**What you have to do**
Gather the lines from the material that contain "Одаренный".

***

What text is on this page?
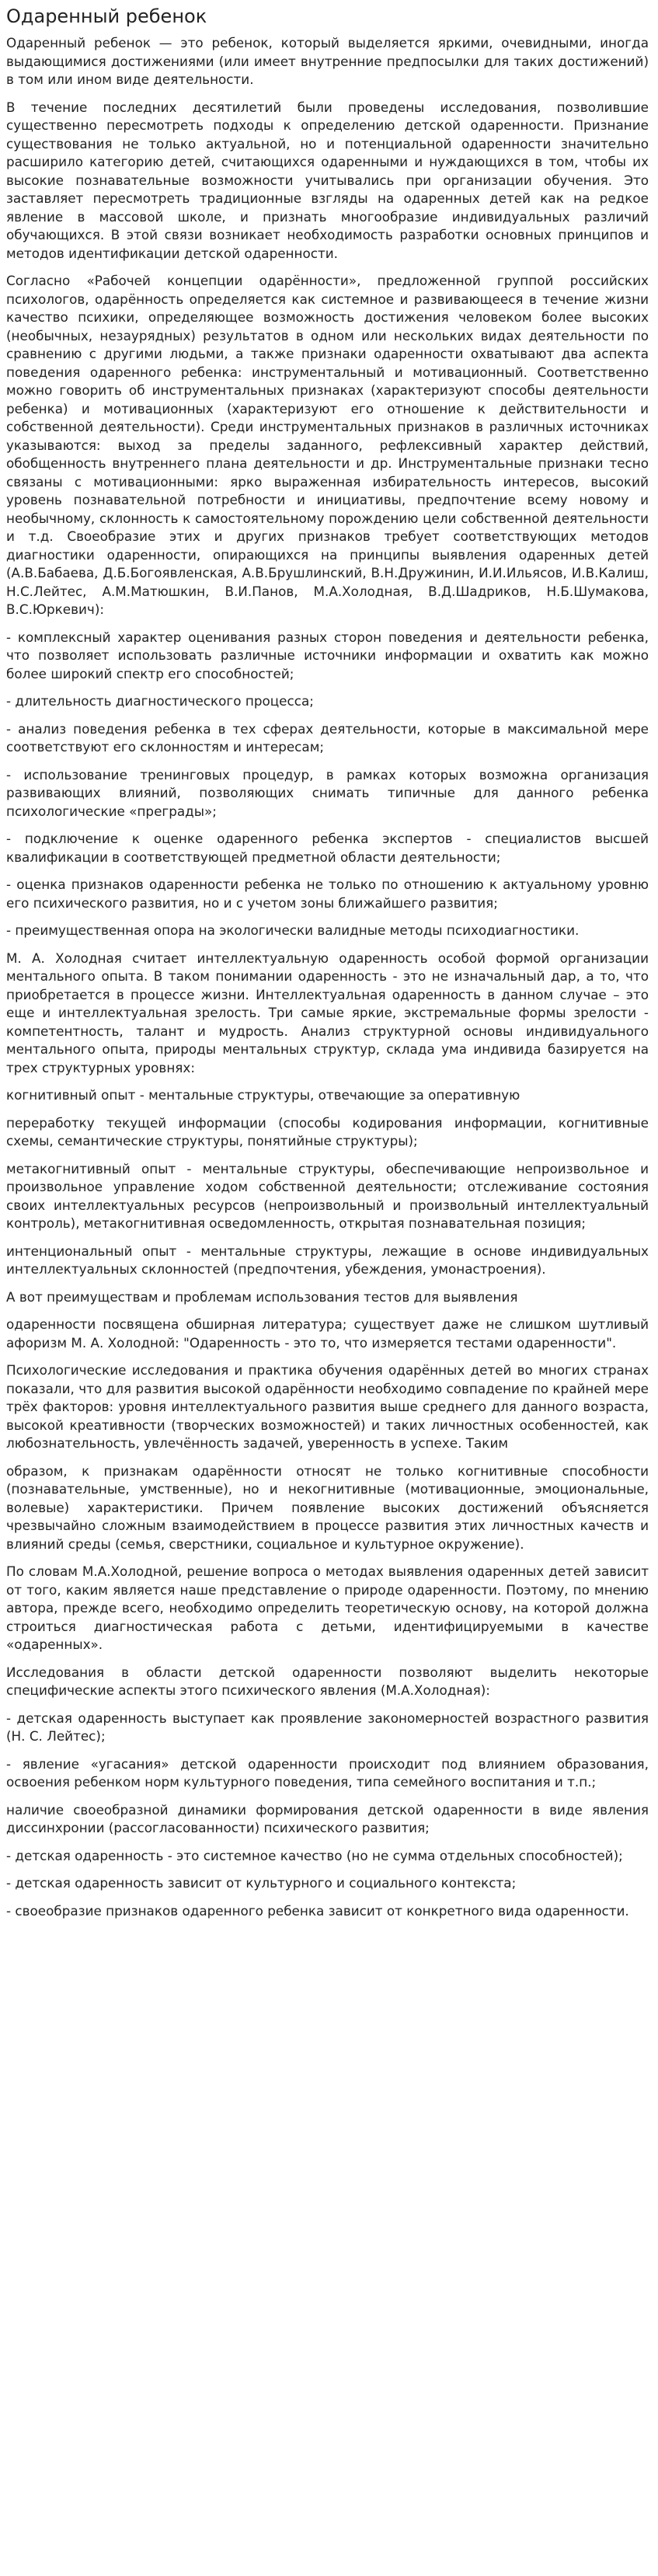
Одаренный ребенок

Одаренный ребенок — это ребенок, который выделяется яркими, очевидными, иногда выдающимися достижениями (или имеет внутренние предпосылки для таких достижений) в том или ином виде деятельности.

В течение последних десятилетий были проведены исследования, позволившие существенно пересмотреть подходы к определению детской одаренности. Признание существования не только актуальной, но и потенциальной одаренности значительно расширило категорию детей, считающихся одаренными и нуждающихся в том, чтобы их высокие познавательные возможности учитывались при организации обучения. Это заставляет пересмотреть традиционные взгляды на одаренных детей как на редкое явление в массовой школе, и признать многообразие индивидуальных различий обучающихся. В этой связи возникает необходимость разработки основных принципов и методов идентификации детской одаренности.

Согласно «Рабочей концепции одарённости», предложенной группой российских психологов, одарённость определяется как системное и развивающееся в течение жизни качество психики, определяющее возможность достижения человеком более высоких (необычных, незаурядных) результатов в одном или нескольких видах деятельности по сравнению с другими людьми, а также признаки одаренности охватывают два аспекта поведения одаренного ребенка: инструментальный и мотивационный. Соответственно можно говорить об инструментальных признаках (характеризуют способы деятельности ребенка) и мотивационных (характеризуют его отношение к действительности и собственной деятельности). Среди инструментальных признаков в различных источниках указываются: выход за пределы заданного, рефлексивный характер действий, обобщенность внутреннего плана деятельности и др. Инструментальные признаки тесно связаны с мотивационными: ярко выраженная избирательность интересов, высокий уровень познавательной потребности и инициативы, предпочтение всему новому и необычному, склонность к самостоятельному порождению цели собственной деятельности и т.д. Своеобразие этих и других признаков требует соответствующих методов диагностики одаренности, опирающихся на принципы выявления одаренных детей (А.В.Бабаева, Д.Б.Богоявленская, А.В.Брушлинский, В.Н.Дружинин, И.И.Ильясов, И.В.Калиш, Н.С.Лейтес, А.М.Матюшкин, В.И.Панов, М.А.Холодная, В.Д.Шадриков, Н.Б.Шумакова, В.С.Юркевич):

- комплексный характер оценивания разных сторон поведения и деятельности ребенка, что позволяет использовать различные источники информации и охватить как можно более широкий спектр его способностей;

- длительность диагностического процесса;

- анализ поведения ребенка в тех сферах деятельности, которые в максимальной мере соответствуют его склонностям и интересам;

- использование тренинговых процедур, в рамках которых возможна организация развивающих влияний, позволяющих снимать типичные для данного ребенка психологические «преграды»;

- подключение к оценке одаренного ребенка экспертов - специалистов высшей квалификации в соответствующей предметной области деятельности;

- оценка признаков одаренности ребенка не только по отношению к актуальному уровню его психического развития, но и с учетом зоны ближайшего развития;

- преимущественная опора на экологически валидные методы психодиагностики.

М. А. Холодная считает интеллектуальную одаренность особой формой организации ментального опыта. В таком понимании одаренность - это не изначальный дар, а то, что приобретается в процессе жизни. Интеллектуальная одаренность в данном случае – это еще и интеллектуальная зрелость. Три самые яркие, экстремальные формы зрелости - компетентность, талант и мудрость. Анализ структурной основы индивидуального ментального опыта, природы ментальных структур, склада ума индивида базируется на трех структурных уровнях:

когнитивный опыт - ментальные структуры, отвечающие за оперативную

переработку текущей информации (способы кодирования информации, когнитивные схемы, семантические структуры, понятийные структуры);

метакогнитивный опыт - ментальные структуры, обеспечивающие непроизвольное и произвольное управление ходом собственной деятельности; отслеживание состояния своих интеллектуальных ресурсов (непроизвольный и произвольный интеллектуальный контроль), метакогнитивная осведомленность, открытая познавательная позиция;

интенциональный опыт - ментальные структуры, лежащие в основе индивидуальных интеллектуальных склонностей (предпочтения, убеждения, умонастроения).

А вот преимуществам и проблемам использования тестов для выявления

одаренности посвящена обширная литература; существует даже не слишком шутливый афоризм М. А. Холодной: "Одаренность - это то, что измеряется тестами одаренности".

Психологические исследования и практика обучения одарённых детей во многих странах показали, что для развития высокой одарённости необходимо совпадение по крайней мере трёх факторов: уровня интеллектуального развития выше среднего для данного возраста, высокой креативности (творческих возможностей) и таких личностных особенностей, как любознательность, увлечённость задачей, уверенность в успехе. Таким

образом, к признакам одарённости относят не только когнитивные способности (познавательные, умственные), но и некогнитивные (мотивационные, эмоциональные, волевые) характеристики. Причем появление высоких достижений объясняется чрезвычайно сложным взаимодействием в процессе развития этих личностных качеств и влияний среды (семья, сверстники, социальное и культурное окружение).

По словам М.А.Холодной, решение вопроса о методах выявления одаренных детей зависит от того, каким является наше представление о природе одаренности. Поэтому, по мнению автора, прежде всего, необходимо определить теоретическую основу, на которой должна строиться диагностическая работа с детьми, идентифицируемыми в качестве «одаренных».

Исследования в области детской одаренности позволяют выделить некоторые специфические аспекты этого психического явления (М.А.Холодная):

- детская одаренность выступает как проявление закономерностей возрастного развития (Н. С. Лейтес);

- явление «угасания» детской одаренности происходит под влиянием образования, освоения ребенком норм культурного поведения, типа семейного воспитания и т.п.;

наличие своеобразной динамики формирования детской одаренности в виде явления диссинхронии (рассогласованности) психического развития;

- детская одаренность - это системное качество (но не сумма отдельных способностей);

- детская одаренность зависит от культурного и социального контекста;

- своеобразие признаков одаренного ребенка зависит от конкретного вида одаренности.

***

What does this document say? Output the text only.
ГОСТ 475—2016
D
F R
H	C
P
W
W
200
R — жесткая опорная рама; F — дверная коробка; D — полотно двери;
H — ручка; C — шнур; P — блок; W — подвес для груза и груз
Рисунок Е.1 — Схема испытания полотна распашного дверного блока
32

***

**Task response**
Одаренный ребенок
Одаренный ребенок — это ребенок, который выделяется яркими, очевидными, иногда выдающимися достижениями (или имеет внутренние предпосылки для таких достижений) в том или ином виде деятельности.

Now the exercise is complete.